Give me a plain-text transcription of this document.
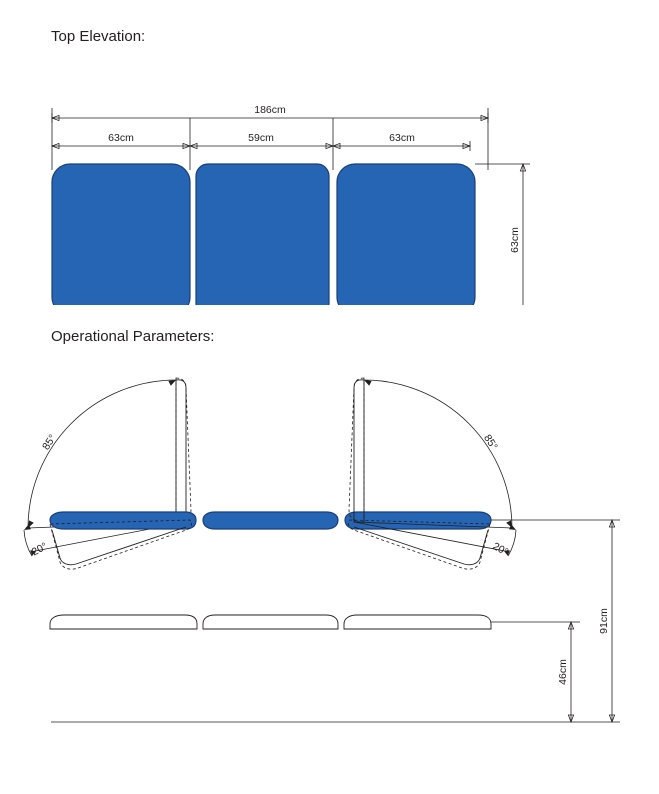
Top Elevation:
Operational Parameters:
186cm
63cm	59cm	63cm
63cm
85°
20°
85°
20°
91cm
46cm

--- SHORT PROBLEM ---
Reproduce each record above by retyping it exactly; omit all images.

--- WRITTEN REPLY ---
Give me a plain-text transcription of this document.
Top Elevation:
Operational Parameters:
186cm
63cm	59cm	63cm
63cm
85°
20°
85°
20°
91cm
46cm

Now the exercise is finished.